A faithful transcription of all the data is required.

━━ EXCERPTED RECORDS

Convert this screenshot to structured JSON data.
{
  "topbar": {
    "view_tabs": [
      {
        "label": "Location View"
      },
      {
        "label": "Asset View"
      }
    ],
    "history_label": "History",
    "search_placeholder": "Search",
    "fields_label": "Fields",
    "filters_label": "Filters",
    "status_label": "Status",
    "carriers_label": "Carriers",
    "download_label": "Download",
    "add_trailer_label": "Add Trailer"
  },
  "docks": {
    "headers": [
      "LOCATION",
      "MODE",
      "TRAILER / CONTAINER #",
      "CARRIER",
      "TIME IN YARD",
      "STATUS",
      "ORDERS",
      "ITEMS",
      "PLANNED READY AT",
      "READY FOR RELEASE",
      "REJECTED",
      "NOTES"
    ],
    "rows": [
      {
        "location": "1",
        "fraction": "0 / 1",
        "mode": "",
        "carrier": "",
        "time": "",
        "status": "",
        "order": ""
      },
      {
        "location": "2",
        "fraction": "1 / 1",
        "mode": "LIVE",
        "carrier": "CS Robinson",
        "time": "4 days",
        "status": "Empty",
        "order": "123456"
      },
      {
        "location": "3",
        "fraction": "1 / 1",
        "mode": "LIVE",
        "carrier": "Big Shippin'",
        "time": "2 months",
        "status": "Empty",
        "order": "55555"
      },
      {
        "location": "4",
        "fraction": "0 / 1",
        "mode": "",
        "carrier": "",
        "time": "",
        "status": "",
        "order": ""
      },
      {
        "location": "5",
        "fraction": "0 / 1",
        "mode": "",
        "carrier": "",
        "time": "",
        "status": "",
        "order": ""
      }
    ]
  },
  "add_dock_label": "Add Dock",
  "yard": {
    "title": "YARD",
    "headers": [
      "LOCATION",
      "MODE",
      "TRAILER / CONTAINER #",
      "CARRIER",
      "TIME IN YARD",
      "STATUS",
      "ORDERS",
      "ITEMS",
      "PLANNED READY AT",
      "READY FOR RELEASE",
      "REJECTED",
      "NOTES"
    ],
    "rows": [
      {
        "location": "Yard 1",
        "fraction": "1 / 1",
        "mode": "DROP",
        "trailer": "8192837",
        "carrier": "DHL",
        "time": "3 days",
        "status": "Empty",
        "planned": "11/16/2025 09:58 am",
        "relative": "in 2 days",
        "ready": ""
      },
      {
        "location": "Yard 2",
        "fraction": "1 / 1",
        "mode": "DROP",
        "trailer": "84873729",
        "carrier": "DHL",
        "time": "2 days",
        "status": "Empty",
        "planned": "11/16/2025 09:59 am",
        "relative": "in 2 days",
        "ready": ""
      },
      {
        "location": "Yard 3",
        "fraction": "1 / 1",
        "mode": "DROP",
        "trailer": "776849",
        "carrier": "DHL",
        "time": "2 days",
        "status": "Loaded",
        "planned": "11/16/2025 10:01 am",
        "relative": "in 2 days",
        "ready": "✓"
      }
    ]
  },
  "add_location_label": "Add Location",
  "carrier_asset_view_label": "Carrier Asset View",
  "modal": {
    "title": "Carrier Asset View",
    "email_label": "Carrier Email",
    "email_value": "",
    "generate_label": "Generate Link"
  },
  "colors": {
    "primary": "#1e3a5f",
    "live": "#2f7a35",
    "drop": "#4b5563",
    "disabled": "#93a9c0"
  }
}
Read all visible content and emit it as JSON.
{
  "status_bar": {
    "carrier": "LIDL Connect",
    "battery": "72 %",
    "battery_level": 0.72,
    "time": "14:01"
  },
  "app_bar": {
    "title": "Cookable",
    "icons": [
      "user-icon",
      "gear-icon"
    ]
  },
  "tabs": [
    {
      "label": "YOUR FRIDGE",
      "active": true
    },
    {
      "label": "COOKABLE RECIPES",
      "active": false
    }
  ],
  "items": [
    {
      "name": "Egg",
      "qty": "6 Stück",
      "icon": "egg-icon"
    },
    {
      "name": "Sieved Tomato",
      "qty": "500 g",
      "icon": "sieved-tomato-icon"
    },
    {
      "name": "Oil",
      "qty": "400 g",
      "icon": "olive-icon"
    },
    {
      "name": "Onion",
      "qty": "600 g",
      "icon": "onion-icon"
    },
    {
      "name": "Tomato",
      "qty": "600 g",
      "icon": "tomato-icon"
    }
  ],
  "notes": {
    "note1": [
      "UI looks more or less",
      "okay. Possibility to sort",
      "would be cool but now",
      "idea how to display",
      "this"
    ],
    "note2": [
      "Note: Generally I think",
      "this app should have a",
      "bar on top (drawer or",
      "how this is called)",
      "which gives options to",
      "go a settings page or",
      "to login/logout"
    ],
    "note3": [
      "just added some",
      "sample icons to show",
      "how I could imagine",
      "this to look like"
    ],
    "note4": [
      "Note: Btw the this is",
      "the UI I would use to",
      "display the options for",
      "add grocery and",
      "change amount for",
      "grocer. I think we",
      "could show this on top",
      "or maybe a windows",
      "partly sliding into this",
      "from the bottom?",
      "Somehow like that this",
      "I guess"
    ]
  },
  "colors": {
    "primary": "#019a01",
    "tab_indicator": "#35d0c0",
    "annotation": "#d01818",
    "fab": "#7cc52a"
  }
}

━━━━

▶ **COMPLETE ANSWER**:
Convert this screenshot to structured JSON data.
{
  "topbar": {
    "view_tabs": [
      {
        "label": "Location View"
      },
      {
        "label": "Asset View"
      }
    ],
    "history_label": "History",
    "search_placeholder": "Search",
    "fields_label": "Fields",
    "filters_label": "Filters",
    "status_label": "Status",
    "carriers_label": "Carriers",
    "download_label": "Download",
    "add_trailer_label": "Add Trailer"
  },
  "docks": {
    "headers": [
      "LOCATION",
      "MODE",
      "TRAILER / CONTAINER #",
      "CARRIER",
      "TIME IN YARD",
      "STATUS",
      "ORDERS",
      "ITEMS",
      "PLANNED READY AT",
      "READY FOR RELEASE",
      "REJECTED",
      "NOTES"
    ],
    "rows": [
      {
        "location": "1",
        "fraction": "0 / 1",
        "mode": "",
        "carrier": "",
        "time": "",
        "status": "",
        "order": ""
      },
      {
        "location": "2",
        "fraction": "1 / 1",
        "mode": "LIVE",
        "carrier": "CS Robinson",
        "time": "4 days",
        "status": "Empty",
        "order": "123456"
      },
      {
        "location": "3",
        "fraction": "1 / 1",
        "mode": "LIVE",
        "carrier": "Big Shippin'",
        "time": "2 months",
        "status": "Empty",
        "order": "55555"
      },
      {
        "location": "4",
        "fraction": "0 / 1",
        "mode": "",
        "carrier": "",
        "time": "",
        "status": "",
        "order": ""
      },
      {
        "location": "5",
        "fraction": "0 / 1",
        "mode": "",
        "carrier": "",
        "time": "",
        "status": "",
        "order": ""
      }
    ]
  },
  "add_dock_label": "Add Dock",
  "yard": {
    "title": "YARD",
    "headers": [
      "LOCATION",
      "MODE",
      "TRAILER / CONTAINER #",
      "CARRIER",
      "TIME IN YARD",
      "STATUS",
      "ORDERS",
      "ITEMS",
      "PLANNED READY AT",
      "READY FOR RELEASE",
      "REJECTED",
      "NOTES"
    ],
    "rows": [
      {
        "location": "Yard 1",
        "fraction": "1 / 1",
        "mode": "DROP",
        "trailer": "8192837",
        "carrier": "DHL",
        "time": "3 days",
        "status": "Empty",
        "planned": "11/16/2025 09:58 am",
        "relative": "in 2 days",
        "ready": ""
      },
      {
        "location": "Yard 2",
        "fraction": "1 / 1",
        "mode": "DROP",
        "trailer": "84873729",
        "carrier": "DHL",
        "time": "2 days",
        "status": "Empty",
        "planned": "11/16/2025 09:59 am",
        "relative": "in 2 days",
        "ready": ""
      },
      {
        "location": "Yard 3",
        "fraction": "1 / 1",
        "mode": "DROP",
        "trailer": "776849",
        "carrier": "DHL",
        "time": "2 days",
        "status": "Loaded",
        "planned": "11/16/2025 10:01 am",
        "relative": "in 2 days",
        "ready": "✓"
      }
    ]
  },
  "add_location_label": "Add Location",
  "carrier_asset_view_label": "Carrier Asset View",
  "modal": {
    "title": "Carrier Asset View",
    "email_label": "Carrier Email",
    "email_value": "",
    "generate_label": "Generate Link"
  },
  "colors": {
    "primary": "#1e3a5f",
    "live": "#2f7a35",
    "drop": "#4b5563",
    "disabled": "#93a9c0"
  }
}
Read all visible content and emit it as JSON.
{
  "status_bar": {
    "carrier": "LIDL Connect",
    "battery": "72 %",
    "battery_level": 0.72,
    "time": "14:01"
  },
  "app_bar": {
    "title": "Cookable",
    "icons": [
      "user-icon",
      "gear-icon"
    ]
  },
  "tabs": [
    {
      "label": "YOUR FRIDGE",
      "active": true
    },
    {
      "label": "COOKABLE RECIPES",
      "active": false
    }
  ],
  "items": [
    {
      "name": "Egg",
      "qty": "6 Stück",
      "icon": "egg-icon"
    },
    {
      "name": "Sieved Tomato",
      "qty": "500 g",
      "icon": "sieved-tomato-icon"
    },
    {
      "name": "Oil",
      "qty": "400 g",
      "icon": "olive-icon"
    },
    {
      "name": "Onion",
      "qty": "600 g",
      "icon": "onion-icon"
    },
    {
      "name": "Tomato",
      "qty": "600 g",
      "icon": "tomato-icon"
    }
  ],
  "notes": {
    "note1": [
      "UI looks more or less",
      "okay. Possibility to sort",
      "would be cool but now",
      "idea how to display",
      "this"
    ],
    "note2": [
      "Note: Generally I think",
      "this app should have a",
      "bar on top (drawer or",
      "how this is called)",
      "which gives options to",
      "go a settings page or",
      "to login/logout"
    ],
    "note3": [
      "just added some",
      "sample icons to show",
      "how I could imagine",
      "this to look like"
    ],
    "note4": [
      "Note: Btw the this is",
      "the UI I would use to",
      "display the options for",
      "add grocery and",
      "change amount for",
      "grocer. I think we",
      "could show this on top",
      "or maybe a windows",
      "partly sliding into this",
      "from the bottom?",
      "Somehow like that this",
      "I guess"
    ]
  },
  "colors": {
    "primary": "#019a01",
    "tab_indicator": "#35d0c0",
    "annotation": "#d01818",
    "fab": "#7cc52a"
  }
}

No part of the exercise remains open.